Stored data:
____
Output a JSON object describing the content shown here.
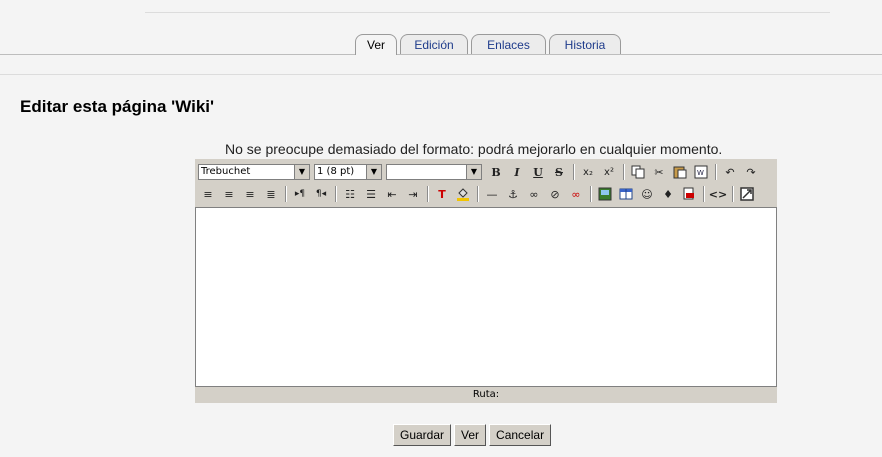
{
  "tabs": [
    {
      "label": "Ver",
      "active": true
    },
    {
      "label": "Edición",
      "active": false
    },
    {
      "label": "Enlaces",
      "active": false
    },
    {
      "label": "Historia",
      "active": false
    }
  ],
  "page_title": "Editar esta página 'Wiki'",
  "format_hint": "No se preocupe demasiado del formato: podrá mejorarlo en cualquier momento.",
  "editor": {
    "font_select": "Trebuchet",
    "size_select": "1 (8 pt)",
    "style_select": "",
    "path_label": "Ruta:"
  },
  "buttons": {
    "save": "Guardar",
    "preview": "Ver",
    "cancel": "Cancelar"
  }
}
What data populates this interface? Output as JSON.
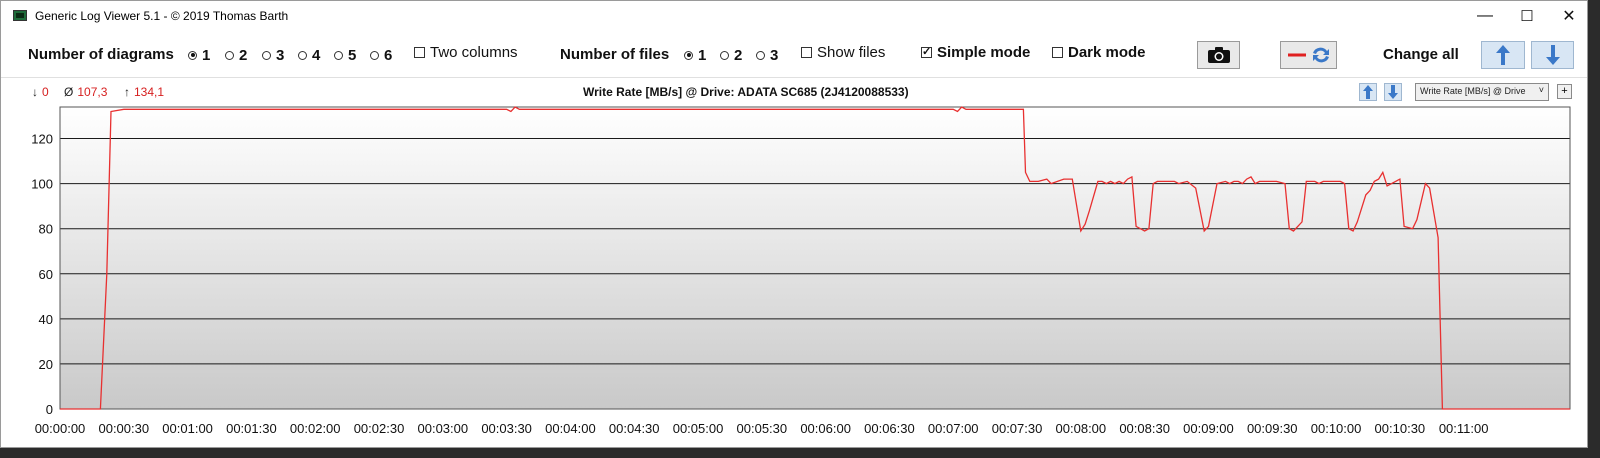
{
  "window": {
    "title": "Generic Log Viewer 5.1 - © 2019 Thomas Barth",
    "minimize_glyph": "—",
    "maximize_glyph": "☐",
    "close_glyph": "✕"
  },
  "toolbar": {
    "diagrams_label": "Number of diagrams",
    "diagram_options": [
      "1",
      "2",
      "3",
      "4",
      "5",
      "6"
    ],
    "diagram_selected": "1",
    "two_columns_label": "Two columns",
    "two_columns_checked": false,
    "files_label": "Number of files",
    "file_options": [
      "1",
      "2",
      "3"
    ],
    "file_selected": "1",
    "show_files_label": "Show files",
    "show_files_checked": false,
    "simple_mode_label": "Simple mode",
    "simple_mode_checked": true,
    "dark_mode_label": "Dark mode",
    "dark_mode_checked": false,
    "check_glyph": "✓",
    "change_all_label": "Change all",
    "icons": {
      "screenshot": "camera-icon",
      "swap": "swap-line-color-icon",
      "up": "arrow-up-icon",
      "down": "arrow-down-icon"
    },
    "accent_red": "#e02020",
    "accent_blue": "#3a78c8"
  },
  "chart_header": {
    "min_symbol": "↓",
    "min_value": "0",
    "avg_symbol": "Ø",
    "avg_value": "107,3",
    "max_symbol": "↑",
    "max_value": "134,1",
    "title": "Write Rate [MB/s] @ Drive: ADATA SC685 (2J4120088533)",
    "series_select_value": "Write Rate [MB/s] @ Drive",
    "series_select_chevron": "˅",
    "add_button": "+"
  },
  "chart_data": {
    "type": "line",
    "title": "Write Rate [MB/s] @ Drive: ADATA SC685 (2J4120088533)",
    "xlabel": "",
    "ylabel": "",
    "ylim": [
      0,
      134
    ],
    "xlim_seconds": [
      0,
      710
    ],
    "grid": true,
    "y_ticks": [
      0,
      20,
      40,
      60,
      80,
      100,
      120
    ],
    "x_ticks": [
      "00:00:00",
      "00:00:30",
      "00:01:00",
      "00:01:30",
      "00:02:00",
      "00:02:30",
      "00:03:00",
      "00:03:30",
      "00:04:00",
      "00:04:30",
      "00:05:00",
      "00:05:30",
      "00:06:00",
      "00:06:30",
      "00:07:00",
      "00:07:30",
      "00:08:00",
      "00:08:30",
      "00:09:00",
      "00:09:30",
      "00:10:00",
      "00:10:30",
      "00:11:00"
    ],
    "line_color": "#e83030",
    "series": [
      {
        "x": [
          0,
          19,
          22,
          24,
          30,
          200,
          210,
          212,
          214,
          216,
          400,
          420,
          422,
          424,
          426,
          453,
          454,
          456,
          460,
          464,
          466,
          472,
          476,
          480,
          482,
          484,
          488,
          490,
          492,
          494,
          496,
          498,
          500,
          502,
          504,
          506,
          510,
          512,
          514,
          516,
          520,
          524,
          526,
          530,
          534,
          538,
          540,
          544,
          548,
          550,
          552,
          554,
          556,
          558,
          560,
          562,
          564,
          566,
          568,
          572,
          576,
          578,
          580,
          584,
          586,
          590,
          592,
          594,
          596,
          598,
          600,
          602,
          604,
          606,
          608,
          610,
          614,
          616,
          618,
          620,
          622,
          624,
          628,
          630,
          632,
          636,
          638,
          642,
          644,
          648,
          650,
          652,
          654,
          660,
          670,
          700,
          710
        ],
        "y": [
          0,
          0,
          60,
          132,
          133,
          133,
          133,
          132,
          134,
          133,
          133,
          133,
          132,
          134,
          133,
          133,
          105,
          101,
          101,
          102,
          100,
          102,
          102,
          79,
          82,
          88,
          101,
          101,
          100,
          101,
          100,
          101,
          100,
          102,
          103,
          81,
          79,
          80,
          100,
          101,
          101,
          101,
          100,
          101,
          98,
          79,
          81,
          100,
          101,
          100,
          101,
          101,
          100,
          102,
          103,
          100,
          101,
          101,
          101,
          101,
          100,
          80,
          79,
          83,
          101,
          101,
          100,
          101,
          101,
          101,
          101,
          101,
          100,
          80,
          79,
          83,
          95,
          97,
          101,
          102,
          105,
          99,
          101,
          102,
          81,
          80,
          84,
          100,
          98,
          76,
          0,
          0,
          0,
          0,
          0,
          0,
          0
        ]
      }
    ]
  }
}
____
WHAT THIS TASK INVOLVES |
Write out every entry again word for word, without any of the pictures.

EXERCISE ANSWER |
Output a JSON object describing the content shown here.
{
  "tabs": [
    {
      "label": "Ver",
      "active": true
    },
    {
      "label": "Edición",
      "active": false
    },
    {
      "label": "Enlaces",
      "active": false
    },
    {
      "label": "Historia",
      "active": false
    }
  ],
  "page_title": "Editar esta página 'Wiki'",
  "format_hint": "No se preocupe demasiado del formato: podrá mejorarlo en cualquier momento.",
  "editor": {
    "font_select": "Trebuchet",
    "size_select": "1 (8 pt)",
    "style_select": "",
    "path_label": "Ruta:"
  },
  "buttons": {
    "save": "Guardar",
    "preview": "Ver",
    "cancel": "Cancelar"
  }
}
What data populates this interface? Output as JSON.
{
  "window": {
    "title": "Generic Log Viewer 5.1 - © 2019 Thomas Barth",
    "minimize_glyph": "—",
    "maximize_glyph": "☐",
    "close_glyph": "✕"
  },
  "toolbar": {
    "diagrams_label": "Number of diagrams",
    "diagram_options": [
      "1",
      "2",
      "3",
      "4",
      "5",
      "6"
    ],
    "diagram_selected": "1",
    "two_columns_label": "Two columns",
    "two_columns_checked": false,
    "files_label": "Number of files",
    "file_options": [
      "1",
      "2",
      "3"
    ],
    "file_selected": "1",
    "show_files_label": "Show files",
    "show_files_checked": false,
    "simple_mode_label": "Simple mode",
    "simple_mode_checked": true,
    "dark_mode_label": "Dark mode",
    "dark_mode_checked": false,
    "check_glyph": "✓",
    "change_all_label": "Change all",
    "icons": {
      "screenshot": "camera-icon",
      "swap": "swap-line-color-icon",
      "up": "arrow-up-icon",
      "down": "arrow-down-icon"
    },
    "accent_red": "#e02020",
    "accent_blue": "#3a78c8"
  },
  "chart_header": {
    "min_symbol": "↓",
    "min_value": "0",
    "avg_symbol": "Ø",
    "avg_value": "107,3",
    "max_symbol": "↑",
    "max_value": "134,1",
    "title": "Write Rate [MB/s] @ Drive: ADATA SC685 (2J4120088533)",
    "series_select_value": "Write Rate [MB/s] @ Drive",
    "series_select_chevron": "˅",
    "add_button": "+"
  },
  "chart_data": {
    "type": "line",
    "title": "Write Rate [MB/s] @ Drive: ADATA SC685 (2J4120088533)",
    "xlabel": "",
    "ylabel": "",
    "ylim": [
      0,
      134
    ],
    "xlim_seconds": [
      0,
      710
    ],
    "grid": true,
    "y_ticks": [
      0,
      20,
      40,
      60,
      80,
      100,
      120
    ],
    "x_ticks": [
      "00:00:00",
      "00:00:30",
      "00:01:00",
      "00:01:30",
      "00:02:00",
      "00:02:30",
      "00:03:00",
      "00:03:30",
      "00:04:00",
      "00:04:30",
      "00:05:00",
      "00:05:30",
      "00:06:00",
      "00:06:30",
      "00:07:00",
      "00:07:30",
      "00:08:00",
      "00:08:30",
      "00:09:00",
      "00:09:30",
      "00:10:00",
      "00:10:30",
      "00:11:00"
    ],
    "line_color": "#e83030",
    "series": [
      {
        "x": [
          0,
          19,
          22,
          24,
          30,
          200,
          210,
          212,
          214,
          216,
          400,
          420,
          422,
          424,
          426,
          453,
          454,
          456,
          460,
          464,
          466,
          472,
          476,
          480,
          482,
          484,
          488,
          490,
          492,
          494,
          496,
          498,
          500,
          502,
          504,
          506,
          510,
          512,
          514,
          516,
          520,
          524,
          526,
          530,
          534,
          538,
          540,
          544,
          548,
          550,
          552,
          554,
          556,
          558,
          560,
          562,
          564,
          566,
          568,
          572,
          576,
          578,
          580,
          584,
          586,
          590,
          592,
          594,
          596,
          598,
          600,
          602,
          604,
          606,
          608,
          610,
          614,
          616,
          618,
          620,
          622,
          624,
          628,
          630,
          632,
          636,
          638,
          642,
          644,
          648,
          650,
          652,
          654,
          660,
          670,
          700,
          710
        ],
        "y": [
          0,
          0,
          60,
          132,
          133,
          133,
          133,
          132,
          134,
          133,
          133,
          133,
          132,
          134,
          133,
          133,
          105,
          101,
          101,
          102,
          100,
          102,
          102,
          79,
          82,
          88,
          101,
          101,
          100,
          101,
          100,
          101,
          100,
          102,
          103,
          81,
          79,
          80,
          100,
          101,
          101,
          101,
          100,
          101,
          98,
          79,
          81,
          100,
          101,
          100,
          101,
          101,
          100,
          102,
          103,
          100,
          101,
          101,
          101,
          101,
          100,
          80,
          79,
          83,
          101,
          101,
          100,
          101,
          101,
          101,
          101,
          101,
          100,
          80,
          79,
          83,
          95,
          97,
          101,
          102,
          105,
          99,
          101,
          102,
          81,
          80,
          84,
          100,
          98,
          76,
          0,
          0,
          0,
          0,
          0,
          0,
          0
        ]
      }
    ]
  }
}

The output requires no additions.